TASK INSTRUCTIONS: In the listing below, find every line with the string "this" and pull it out.
--
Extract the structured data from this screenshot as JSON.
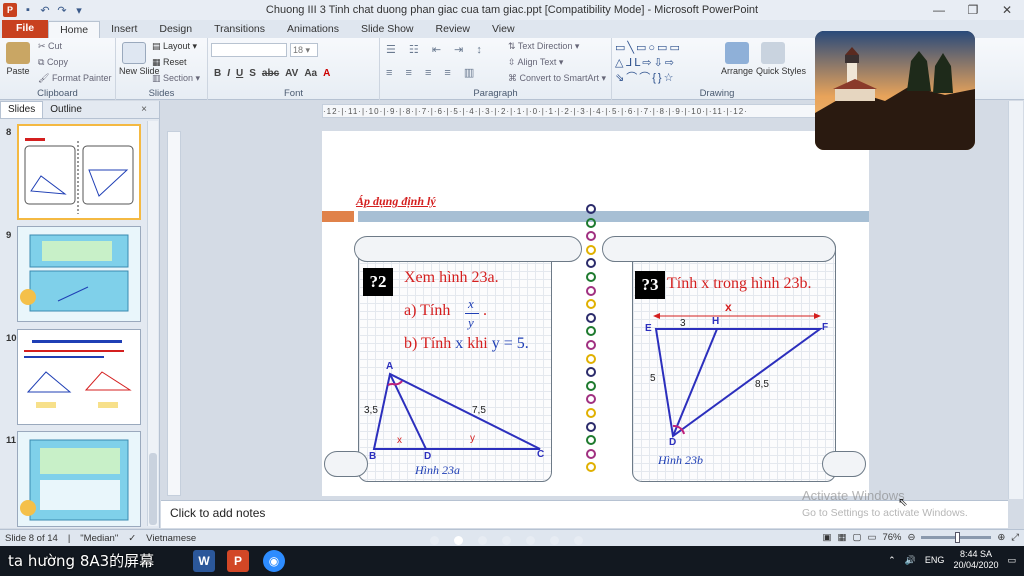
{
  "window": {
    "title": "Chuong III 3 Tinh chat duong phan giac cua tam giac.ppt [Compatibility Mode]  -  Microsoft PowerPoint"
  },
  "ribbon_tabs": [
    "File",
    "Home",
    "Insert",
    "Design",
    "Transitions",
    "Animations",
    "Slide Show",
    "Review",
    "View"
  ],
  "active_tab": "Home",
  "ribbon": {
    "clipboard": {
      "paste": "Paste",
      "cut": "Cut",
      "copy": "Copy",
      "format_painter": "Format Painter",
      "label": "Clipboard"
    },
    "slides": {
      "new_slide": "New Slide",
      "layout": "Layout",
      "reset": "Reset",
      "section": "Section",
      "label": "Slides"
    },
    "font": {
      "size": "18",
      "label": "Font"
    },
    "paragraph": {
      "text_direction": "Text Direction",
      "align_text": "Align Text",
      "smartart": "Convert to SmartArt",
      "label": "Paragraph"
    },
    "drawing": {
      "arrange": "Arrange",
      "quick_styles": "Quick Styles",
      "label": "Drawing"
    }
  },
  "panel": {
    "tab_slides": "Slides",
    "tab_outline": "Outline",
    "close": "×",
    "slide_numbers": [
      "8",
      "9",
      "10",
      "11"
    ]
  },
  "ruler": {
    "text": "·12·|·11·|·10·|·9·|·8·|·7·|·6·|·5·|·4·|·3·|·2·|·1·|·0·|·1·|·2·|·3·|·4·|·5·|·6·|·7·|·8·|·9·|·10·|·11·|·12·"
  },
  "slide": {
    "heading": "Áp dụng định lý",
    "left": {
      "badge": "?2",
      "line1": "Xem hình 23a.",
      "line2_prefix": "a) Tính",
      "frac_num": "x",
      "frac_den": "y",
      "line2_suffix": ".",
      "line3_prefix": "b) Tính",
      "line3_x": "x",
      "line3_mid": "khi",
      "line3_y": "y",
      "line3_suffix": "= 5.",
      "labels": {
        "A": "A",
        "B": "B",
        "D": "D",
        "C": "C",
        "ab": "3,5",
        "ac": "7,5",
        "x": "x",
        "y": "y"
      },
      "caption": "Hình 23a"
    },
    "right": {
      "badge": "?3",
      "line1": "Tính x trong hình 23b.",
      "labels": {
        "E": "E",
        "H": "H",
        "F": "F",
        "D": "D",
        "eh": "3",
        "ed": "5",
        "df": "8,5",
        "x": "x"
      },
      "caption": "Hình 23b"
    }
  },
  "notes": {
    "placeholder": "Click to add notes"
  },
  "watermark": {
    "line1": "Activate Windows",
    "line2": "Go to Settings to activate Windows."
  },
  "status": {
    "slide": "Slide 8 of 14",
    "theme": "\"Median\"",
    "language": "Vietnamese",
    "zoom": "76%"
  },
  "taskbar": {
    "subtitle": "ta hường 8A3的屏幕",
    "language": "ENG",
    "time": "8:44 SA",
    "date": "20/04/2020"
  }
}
--
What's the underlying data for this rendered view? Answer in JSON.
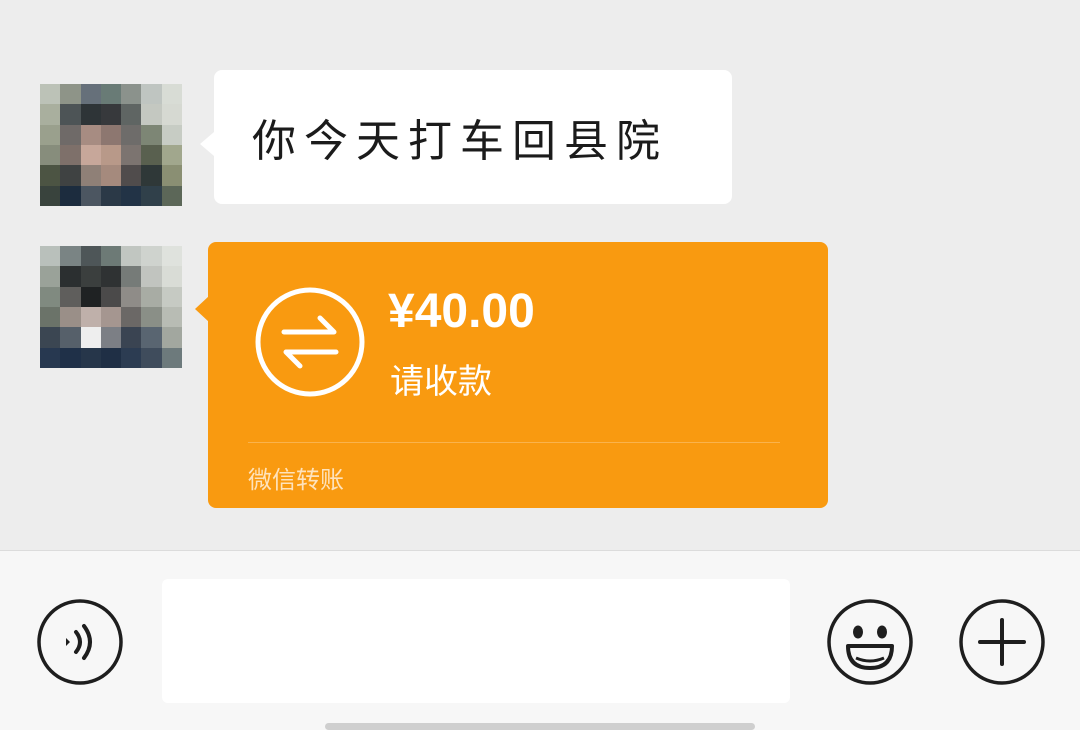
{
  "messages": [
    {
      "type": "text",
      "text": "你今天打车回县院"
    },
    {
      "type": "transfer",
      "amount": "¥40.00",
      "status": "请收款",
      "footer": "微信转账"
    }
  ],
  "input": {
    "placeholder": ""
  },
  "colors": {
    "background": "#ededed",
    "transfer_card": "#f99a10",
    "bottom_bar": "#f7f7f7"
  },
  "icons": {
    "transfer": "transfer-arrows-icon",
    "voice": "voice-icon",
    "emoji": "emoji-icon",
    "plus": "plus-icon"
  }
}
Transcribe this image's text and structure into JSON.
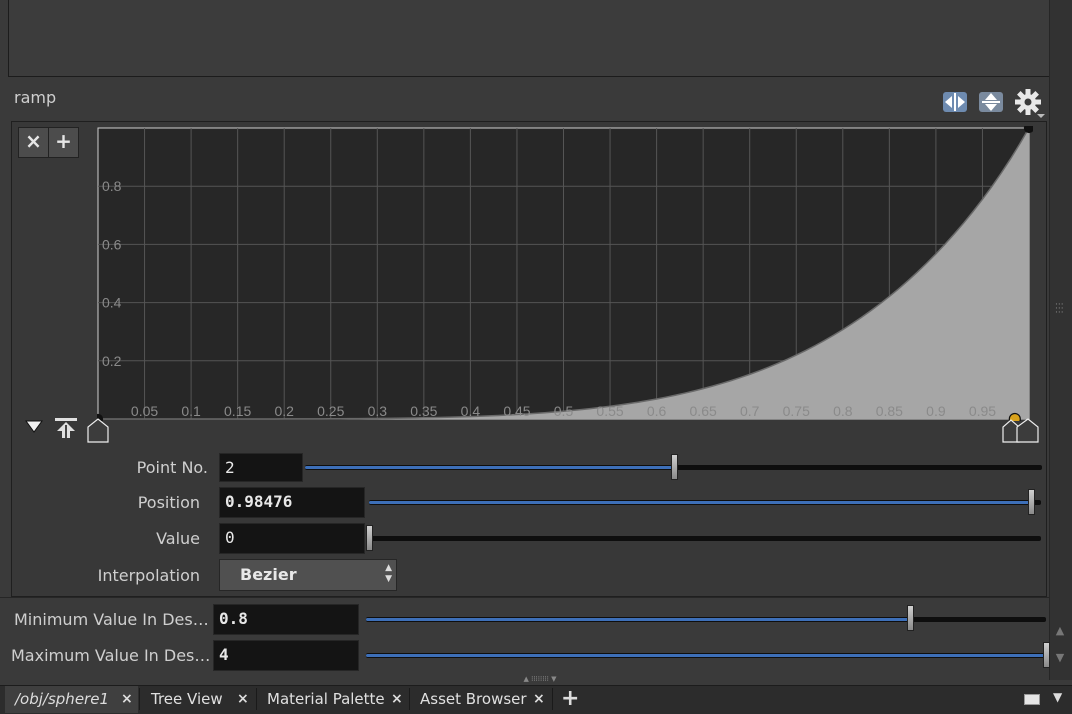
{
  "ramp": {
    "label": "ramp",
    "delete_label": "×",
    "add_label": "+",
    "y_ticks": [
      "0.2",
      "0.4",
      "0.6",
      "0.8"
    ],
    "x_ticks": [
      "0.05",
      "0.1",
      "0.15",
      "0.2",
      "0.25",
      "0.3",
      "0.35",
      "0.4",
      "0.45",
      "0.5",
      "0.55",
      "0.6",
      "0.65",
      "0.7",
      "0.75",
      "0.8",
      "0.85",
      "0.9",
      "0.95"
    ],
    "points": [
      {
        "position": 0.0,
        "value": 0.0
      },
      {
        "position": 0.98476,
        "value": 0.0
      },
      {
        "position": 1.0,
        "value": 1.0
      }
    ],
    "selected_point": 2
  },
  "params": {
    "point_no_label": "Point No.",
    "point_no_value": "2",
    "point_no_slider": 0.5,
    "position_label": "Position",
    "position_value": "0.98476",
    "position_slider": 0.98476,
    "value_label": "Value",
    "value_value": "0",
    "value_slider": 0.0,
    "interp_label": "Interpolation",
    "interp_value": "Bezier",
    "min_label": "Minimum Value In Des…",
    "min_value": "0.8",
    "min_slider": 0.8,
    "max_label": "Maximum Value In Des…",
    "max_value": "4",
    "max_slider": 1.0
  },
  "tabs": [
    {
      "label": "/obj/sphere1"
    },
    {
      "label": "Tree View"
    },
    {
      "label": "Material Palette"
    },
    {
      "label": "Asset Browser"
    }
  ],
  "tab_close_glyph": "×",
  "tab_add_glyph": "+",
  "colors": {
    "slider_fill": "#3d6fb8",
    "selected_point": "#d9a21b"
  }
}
--
EXERCISE SOLUTION:
Extract the structured data from this screenshot as JSON.
What's the underlying data for this rendered view? Answer in JSON.
Transcribe this image's text and structure into JSON.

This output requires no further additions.